**Parts of the exercise:**
[a] Summarize the text about the static variable in two sentences.
[b] List every local variable declared in the ParseLine method shown in the text about the static variable.
[c] According to the text about the static variable, what change to the 'ptr' variable made everything work?

-- Given text follows --

Well, I got the problem solved. It was one factor I did not expect (aren't they all!).
the problem was in a method in the object that gets destroyed and re-instantiated. I knew that the crash had something to do with allocating the object again, or with deleting the old one.
It turns out that it was a problem with a 'static' variable. I had wanted to have a variable whose value was retained across calls to a method (one which parses a lane read from a file for the putpose of filling data arrays).
so I wrote the method thusly:
Code: Select all
void CapturedData::ParseLine(wxString *line)
{
wxString variable;
wxString value;
size_t length;
long nValue;
static int ptr = 0;
int loc;
.
.
.
loc = line->Find((wxChar)'@');
value = line->Mid(0,loc);
if (!value.ToLong(&nValue,16) )nValue = 0;
values[ptr] = (int)nValue;
value = line->Mid(loc+1);
if (!value.ToLong(&nValue,10) )nValue = 0;
timestamps[ptr] = nValue;
ptr++;
.
.
.
When I make the 'ptr' variable a private class variable, which is initialized to zero in the constructor, then everything works. When I simply make the scope of the 'ptr' variable just the method (and make it static in the method), then it does not work.
I had thought that it was OK to allocate static variables inside methods and it will work as I had expected!

-- Given text concluded --
-- Input data follows --

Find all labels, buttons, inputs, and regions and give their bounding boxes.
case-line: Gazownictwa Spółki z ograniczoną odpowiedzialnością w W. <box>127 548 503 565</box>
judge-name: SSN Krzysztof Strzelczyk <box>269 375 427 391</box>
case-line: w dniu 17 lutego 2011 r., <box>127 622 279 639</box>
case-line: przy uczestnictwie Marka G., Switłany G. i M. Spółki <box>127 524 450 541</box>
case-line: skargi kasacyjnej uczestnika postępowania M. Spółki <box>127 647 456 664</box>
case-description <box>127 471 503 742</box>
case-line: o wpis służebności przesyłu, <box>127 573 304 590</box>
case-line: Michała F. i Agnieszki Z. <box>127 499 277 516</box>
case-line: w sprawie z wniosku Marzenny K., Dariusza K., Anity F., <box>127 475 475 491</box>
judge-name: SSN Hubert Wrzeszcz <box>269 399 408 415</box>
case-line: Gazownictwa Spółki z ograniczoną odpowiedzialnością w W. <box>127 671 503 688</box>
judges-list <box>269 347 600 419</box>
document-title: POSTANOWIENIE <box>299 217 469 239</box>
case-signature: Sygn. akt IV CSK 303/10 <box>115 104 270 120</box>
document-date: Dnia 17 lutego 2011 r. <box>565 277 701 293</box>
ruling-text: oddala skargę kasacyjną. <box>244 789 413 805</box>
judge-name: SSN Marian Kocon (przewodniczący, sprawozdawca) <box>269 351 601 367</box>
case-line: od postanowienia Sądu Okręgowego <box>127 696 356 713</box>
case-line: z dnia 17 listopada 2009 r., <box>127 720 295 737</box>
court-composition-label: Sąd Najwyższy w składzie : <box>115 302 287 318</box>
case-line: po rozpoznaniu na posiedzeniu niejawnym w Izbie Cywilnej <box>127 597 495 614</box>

-- Input data concluded --

**Activity answers:**
[a] A crash was traced to a method in an object that gets destroyed and re-instantiated, and the cause turned out to be a 'static' variable meant to keep its value across calls to a line-parsing method. When 'ptr' was made a private class variable initialized to zero in the constructor, everything worked, but when it was a static variable scoped to the method, it did not.

[b]
- variable
- value
- length
- nValue
- ptr
- loc

[c] Making 'ptr' a private class variable that is initialized to zero in the constructor.